◆ **Your objective**
Could you transcribe every record below exactly as it stands?

┄┄┄┄┄┄┄┄┄┄┄┄┄┄┄┄┄┄┄┄

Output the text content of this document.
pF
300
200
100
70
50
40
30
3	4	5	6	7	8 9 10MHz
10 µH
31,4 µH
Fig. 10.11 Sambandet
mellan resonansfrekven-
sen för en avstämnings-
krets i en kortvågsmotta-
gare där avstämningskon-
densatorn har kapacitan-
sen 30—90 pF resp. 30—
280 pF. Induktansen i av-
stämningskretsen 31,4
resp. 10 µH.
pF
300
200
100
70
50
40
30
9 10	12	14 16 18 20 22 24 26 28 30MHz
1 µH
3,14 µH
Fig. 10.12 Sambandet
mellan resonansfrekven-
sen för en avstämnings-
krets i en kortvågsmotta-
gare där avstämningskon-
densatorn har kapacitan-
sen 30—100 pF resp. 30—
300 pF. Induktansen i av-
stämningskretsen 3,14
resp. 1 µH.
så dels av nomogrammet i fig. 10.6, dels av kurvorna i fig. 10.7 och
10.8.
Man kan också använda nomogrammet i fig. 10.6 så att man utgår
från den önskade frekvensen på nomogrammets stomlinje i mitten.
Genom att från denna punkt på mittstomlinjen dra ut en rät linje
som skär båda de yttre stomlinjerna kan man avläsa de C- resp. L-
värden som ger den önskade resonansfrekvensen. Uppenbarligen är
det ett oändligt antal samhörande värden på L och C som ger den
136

┄┄┄┄┄┄┄┄┄┄┄┄┄┄┄┄┄┄┄┄

◆ **Solution below**
Output the text content of this document.
pF
300
200
100
70
50
40
30
3	4	5	6	7	8 9 10MHz
10 µH
31,4 µH
Fig. 10.11 Sambandet
mellan resonansfrekven-
sen för en avstämnings-
krets i en kortvågsmotta-
gare där avstämningskon-
densatorn har kapacitan-
sen 30—90 pF resp. 30—
280 pF. Induktansen i av-
stämningskretsen 31,4
resp. 10 µH.
pF
300
200
100
70
50
40
30
9 10	12	14 16 18 20 22 24 26 28 30MHz
1 µH
3,14 µH
Fig. 10.12 Sambandet
mellan resonansfrekven-
sen för en avstämnings-
krets i en kortvågsmotta-
gare där avstämningskon-
densatorn har kapacitan-
sen 30—100 pF resp. 30—
300 pF. Induktansen i av-
stämningskretsen 3,14
resp. 1 µH.
så dels av nomogrammet i fig. 10.6, dels av kurvorna i fig. 10.7 och
10.8.
Man kan också använda nomogrammet i fig. 10.6 så att man utgår
från den önskade frekvensen på nomogrammets stomlinje i mitten.
Genom att från denna punkt på mittstomlinjen dra ut en rät linje
som skär båda de yttre stomlinjerna kan man avläsa de C- resp. L-
värden som ger den önskade resonansfrekvensen. Uppenbarligen är
det ett oändligt antal samhörande värden på L och C som ger den
136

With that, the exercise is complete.